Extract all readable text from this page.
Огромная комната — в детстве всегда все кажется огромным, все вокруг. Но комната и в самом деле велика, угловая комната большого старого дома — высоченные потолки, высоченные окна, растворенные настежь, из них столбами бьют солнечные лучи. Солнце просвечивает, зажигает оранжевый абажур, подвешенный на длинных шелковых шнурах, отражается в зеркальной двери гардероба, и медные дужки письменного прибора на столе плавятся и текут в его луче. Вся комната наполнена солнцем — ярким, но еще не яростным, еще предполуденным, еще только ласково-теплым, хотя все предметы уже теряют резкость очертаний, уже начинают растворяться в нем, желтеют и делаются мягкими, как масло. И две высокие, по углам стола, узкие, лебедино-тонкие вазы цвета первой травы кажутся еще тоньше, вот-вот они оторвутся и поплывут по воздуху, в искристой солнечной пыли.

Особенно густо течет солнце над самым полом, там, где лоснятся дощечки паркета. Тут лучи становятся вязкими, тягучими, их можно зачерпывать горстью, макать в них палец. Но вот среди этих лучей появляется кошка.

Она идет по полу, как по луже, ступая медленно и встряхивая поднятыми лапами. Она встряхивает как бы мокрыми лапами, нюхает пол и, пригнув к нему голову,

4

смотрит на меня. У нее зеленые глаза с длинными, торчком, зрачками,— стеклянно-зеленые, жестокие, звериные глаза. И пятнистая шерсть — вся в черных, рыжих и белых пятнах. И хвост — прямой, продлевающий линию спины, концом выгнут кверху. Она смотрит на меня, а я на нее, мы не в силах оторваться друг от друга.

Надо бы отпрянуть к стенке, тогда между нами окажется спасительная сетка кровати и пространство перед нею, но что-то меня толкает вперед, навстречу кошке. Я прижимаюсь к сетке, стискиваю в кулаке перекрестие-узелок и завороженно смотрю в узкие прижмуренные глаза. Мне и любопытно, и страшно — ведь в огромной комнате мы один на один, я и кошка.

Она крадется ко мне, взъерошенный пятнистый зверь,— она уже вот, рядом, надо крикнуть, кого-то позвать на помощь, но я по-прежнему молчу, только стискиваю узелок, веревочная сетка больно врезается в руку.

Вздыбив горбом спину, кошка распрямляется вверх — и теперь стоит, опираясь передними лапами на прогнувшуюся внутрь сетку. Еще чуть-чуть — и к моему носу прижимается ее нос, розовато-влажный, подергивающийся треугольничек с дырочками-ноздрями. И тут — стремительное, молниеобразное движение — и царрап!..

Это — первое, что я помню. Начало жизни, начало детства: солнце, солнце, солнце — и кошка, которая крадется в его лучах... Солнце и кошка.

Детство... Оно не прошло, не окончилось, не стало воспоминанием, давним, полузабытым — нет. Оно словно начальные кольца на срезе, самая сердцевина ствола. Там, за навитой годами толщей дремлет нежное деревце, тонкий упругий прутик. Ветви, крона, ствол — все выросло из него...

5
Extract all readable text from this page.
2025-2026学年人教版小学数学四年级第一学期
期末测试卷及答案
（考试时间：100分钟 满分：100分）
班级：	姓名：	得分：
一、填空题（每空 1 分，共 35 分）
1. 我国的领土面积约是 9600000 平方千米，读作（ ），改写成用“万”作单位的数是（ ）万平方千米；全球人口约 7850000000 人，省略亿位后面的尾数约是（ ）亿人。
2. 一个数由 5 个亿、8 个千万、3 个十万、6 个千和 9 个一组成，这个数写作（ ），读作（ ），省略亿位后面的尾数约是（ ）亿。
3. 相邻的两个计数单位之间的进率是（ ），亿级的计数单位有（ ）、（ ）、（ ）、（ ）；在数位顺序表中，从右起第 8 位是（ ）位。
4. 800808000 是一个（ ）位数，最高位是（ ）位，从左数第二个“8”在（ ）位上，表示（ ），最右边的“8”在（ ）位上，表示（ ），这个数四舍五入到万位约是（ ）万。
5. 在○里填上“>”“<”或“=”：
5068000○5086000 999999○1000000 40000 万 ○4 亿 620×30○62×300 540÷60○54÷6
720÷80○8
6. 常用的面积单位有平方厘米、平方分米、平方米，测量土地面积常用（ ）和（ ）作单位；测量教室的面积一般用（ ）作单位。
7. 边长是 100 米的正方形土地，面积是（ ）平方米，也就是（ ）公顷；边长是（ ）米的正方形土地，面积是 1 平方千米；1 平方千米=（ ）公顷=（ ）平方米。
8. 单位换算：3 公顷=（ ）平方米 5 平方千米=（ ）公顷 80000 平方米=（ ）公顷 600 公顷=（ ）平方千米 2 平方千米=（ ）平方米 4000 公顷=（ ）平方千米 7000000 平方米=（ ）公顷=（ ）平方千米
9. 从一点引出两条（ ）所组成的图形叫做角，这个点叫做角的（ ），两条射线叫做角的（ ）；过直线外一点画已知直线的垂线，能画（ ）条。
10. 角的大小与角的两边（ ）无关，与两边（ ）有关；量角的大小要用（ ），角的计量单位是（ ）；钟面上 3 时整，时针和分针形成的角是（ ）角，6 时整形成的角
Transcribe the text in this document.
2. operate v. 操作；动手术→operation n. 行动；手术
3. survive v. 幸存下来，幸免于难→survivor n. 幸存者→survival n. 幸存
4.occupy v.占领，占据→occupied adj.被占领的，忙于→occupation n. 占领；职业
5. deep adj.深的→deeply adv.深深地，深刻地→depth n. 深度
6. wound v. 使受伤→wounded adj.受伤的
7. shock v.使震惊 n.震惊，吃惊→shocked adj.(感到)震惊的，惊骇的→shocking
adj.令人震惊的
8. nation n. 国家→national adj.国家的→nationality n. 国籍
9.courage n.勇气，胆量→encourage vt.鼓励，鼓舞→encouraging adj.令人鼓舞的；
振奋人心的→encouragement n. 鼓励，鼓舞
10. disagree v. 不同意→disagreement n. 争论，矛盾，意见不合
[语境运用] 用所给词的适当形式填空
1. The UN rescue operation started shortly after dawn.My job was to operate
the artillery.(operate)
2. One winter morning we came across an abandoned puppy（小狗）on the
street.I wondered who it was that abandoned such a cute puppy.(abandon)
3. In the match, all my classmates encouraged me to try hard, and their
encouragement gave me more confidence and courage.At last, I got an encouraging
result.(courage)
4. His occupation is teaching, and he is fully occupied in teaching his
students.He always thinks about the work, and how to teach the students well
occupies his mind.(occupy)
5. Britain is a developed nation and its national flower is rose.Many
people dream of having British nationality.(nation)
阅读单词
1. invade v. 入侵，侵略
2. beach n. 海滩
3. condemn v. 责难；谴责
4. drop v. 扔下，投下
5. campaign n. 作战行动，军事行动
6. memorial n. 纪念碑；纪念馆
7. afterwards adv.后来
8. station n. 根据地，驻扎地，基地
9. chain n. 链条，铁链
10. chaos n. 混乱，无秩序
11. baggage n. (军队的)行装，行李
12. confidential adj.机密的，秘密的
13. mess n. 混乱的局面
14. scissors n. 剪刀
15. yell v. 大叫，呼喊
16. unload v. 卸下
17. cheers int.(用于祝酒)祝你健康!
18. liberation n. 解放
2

---*---

### Stated exercise
All of the entries must be written out exactly as they stand.

### Output for this task
Extract all readable text from this page.
Огромная комната — в детстве всегда все кажется огромным, все вокруг. Но комната и в самом деле велика, угловая комната большого старого дома — высоченные потолки, высоченные окна, растворенные настежь, из них столбами бьют солнечные лучи. Солнце просвечивает, зажигает оранжевый абажур, подвешенный на длинных шелковых шнурах, отражается в зеркальной двери гардероба, и медные дужки письменного прибора на столе плавятся и текут в его луче. Вся комната наполнена солнцем — ярким, но еще не яростным, еще предполуденным, еще только ласково-теплым, хотя все предметы уже теряют резкость очертаний, уже начинают растворяться в нем, желтеют и делаются мягкими, как масло. И две высокие, по углам стола, узкие, лебедино-тонкие вазы цвета первой травы кажутся еще тоньше, вот-вот они оторвутся и поплывут по воздуху, в искристой солнечной пыли.

Особенно густо течет солнце над самым полом, там, где лоснятся дощечки паркета. Тут лучи становятся вязкими, тягучими, их можно зачерпывать горстью, макать в них палец. Но вот среди этих лучей появляется кошка.

Она идет по полу, как по луже, ступая медленно и встряхивая поднятыми лапами. Она встряхивает как бы мокрыми лапами, нюхает пол и, пригнув к нему голову,

4

смотрит на меня. У нее зеленые глаза с длинными, торчком, зрачками,— стеклянно-зеленые, жестокие, звериные глаза. И пятнистая шерсть — вся в черных, рыжих и белых пятнах. И хвост — прямой, продлевающий линию спины, концом выгнут кверху. Она смотрит на меня, а я на нее, мы не в силах оторваться друг от друга.

Надо бы отпрянуть к стенке, тогда между нами окажется спасительная сетка кровати и пространство перед нею, но что-то меня толкает вперед, навстречу кошке. Я прижимаюсь к сетке, стискиваю в кулаке перекрестие-узелок и завороженно смотрю в узкие прижмуренные глаза. Мне и любопытно, и страшно — ведь в огромной комнате мы один на один, я и кошка.

Она крадется ко мне, взъерошенный пятнистый зверь,— она уже вот, рядом, надо крикнуть, кого-то позвать на помощь, но я по-прежнему молчу, только стискиваю узелок, веревочная сетка больно врезается в руку.

Вздыбив горбом спину, кошка распрямляется вверх — и теперь стоит, опираясь передними лапами на прогнувшуюся внутрь сетку. Еще чуть-чуть — и к моему носу прижимается ее нос, розовато-влажный, подергивающийся треугольничек с дырочками-ноздрями. И тут — стремительное, молниеобразное движение — и царрап!..

Это — первое, что я помню. Начало жизни, начало детства: солнце, солнце, солнце — и кошка, которая крадется в его лучах... Солнце и кошка.

Детство... Оно не прошло, не окончилось, не стало воспоминанием, давним, полузабытым — нет. Оно словно начальные кольца на срезе, самая сердцевина ствола. Там, за навитой годами толщей дремлет нежное деревце, тонкий упругий прутик. Ветви, крона, ствол — все выросло из него...

5
Extract all readable text from this page.
2025-2026学年人教版小学数学四年级第一学期
期末测试卷及答案
（考试时间：100分钟 满分：100分）
班级：	姓名：	得分：
一、填空题（每空 1 分，共 35 分）
1. 我国的领土面积约是 9600000 平方千米，读作（ ），改写成用“万”作单位的数是（ ）万平方千米；全球人口约 7850000000 人，省略亿位后面的尾数约是（ ）亿人。
2. 一个数由 5 个亿、8 个千万、3 个十万、6 个千和 9 个一组成，这个数写作（ ），读作（ ），省略亿位后面的尾数约是（ ）亿。
3. 相邻的两个计数单位之间的进率是（ ），亿级的计数单位有（ ）、（ ）、（ ）、（ ）；在数位顺序表中，从右起第 8 位是（ ）位。
4. 800808000 是一个（ ）位数，最高位是（ ）位，从左数第二个“8”在（ ）位上，表示（ ），最右边的“8”在（ ）位上，表示（ ），这个数四舍五入到万位约是（ ）万。
5. 在○里填上“>”“<”或“=”：
5068000○5086000 999999○1000000 40000 万 ○4 亿 620×30○62×300 540÷60○54÷6
720÷80○8
6. 常用的面积单位有平方厘米、平方分米、平方米，测量土地面积常用（ ）和（ ）作单位；测量教室的面积一般用（ ）作单位。
7. 边长是 100 米的正方形土地，面积是（ ）平方米，也就是（ ）公顷；边长是（ ）米的正方形土地，面积是 1 平方千米；1 平方千米=（ ）公顷=（ ）平方米。
8. 单位换算：3 公顷=（ ）平方米 5 平方千米=（ ）公顷 80000 平方米=（ ）公顷 600 公顷=（ ）平方千米 2 平方千米=（ ）平方米 4000 公顷=（ ）平方千米 7000000 平方米=（ ）公顷=（ ）平方千米
9. 从一点引出两条（ ）所组成的图形叫做角，这个点叫做角的（ ），两条射线叫做角的（ ）；过直线外一点画已知直线的垂线，能画（ ）条。
10. 角的大小与角的两边（ ）无关，与两边（ ）有关；量角的大小要用（ ），角的计量单位是（ ）；钟面上 3 时整，时针和分针形成的角是（ ）角，6 时整形成的角
Transcribe the text in this document.
2. operate v. 操作；动手术→operation n. 行动；手术
3. survive v. 幸存下来，幸免于难→survivor n. 幸存者→survival n. 幸存
4.occupy v.占领，占据→occupied adj.被占领的，忙于→occupation n. 占领；职业
5. deep adj.深的→deeply adv.深深地，深刻地→depth n. 深度
6. wound v. 使受伤→wounded adj.受伤的
7. shock v.使震惊 n.震惊，吃惊→shocked adj.(感到)震惊的，惊骇的→shocking
adj.令人震惊的
8. nation n. 国家→national adj.国家的→nationality n. 国籍
9.courage n.勇气，胆量→encourage vt.鼓励，鼓舞→encouraging adj.令人鼓舞的；
振奋人心的→encouragement n. 鼓励，鼓舞
10. disagree v. 不同意→disagreement n. 争论，矛盾，意见不合
[语境运用] 用所给词的适当形式填空
1. The UN rescue operation started shortly after dawn.My job was to operate
the artillery.(operate)
2. One winter morning we came across an abandoned puppy（小狗）on the
street.I wondered who it was that abandoned such a cute puppy.(abandon)
3. In the match, all my classmates encouraged me to try hard, and their
encouragement gave me more confidence and courage.At last, I got an encouraging
result.(courage)
4. His occupation is teaching, and he is fully occupied in teaching his
students.He always thinks about the work, and how to teach the students well
occupies his mind.(occupy)
5. Britain is a developed nation and its national flower is rose.Many
people dream of having British nationality.(nation)
阅读单词
1. invade v. 入侵，侵略
2. beach n. 海滩
3. condemn v. 责难；谴责
4. drop v. 扔下，投下
5. campaign n. 作战行动，军事行动
6. memorial n. 纪念碑；纪念馆
7. afterwards adv.后来
8. station n. 根据地，驻扎地，基地
9. chain n. 链条，铁链
10. chaos n. 混乱，无秩序
11. baggage n. (军队的)行装，行李
12. confidential adj.机密的，秘密的
13. mess n. 混乱的局面
14. scissors n. 剪刀
15. yell v. 大叫，呼喊
16. unload v. 卸下
17. cheers int.(用于祝酒)祝你健康!
18. liberation n. 解放
2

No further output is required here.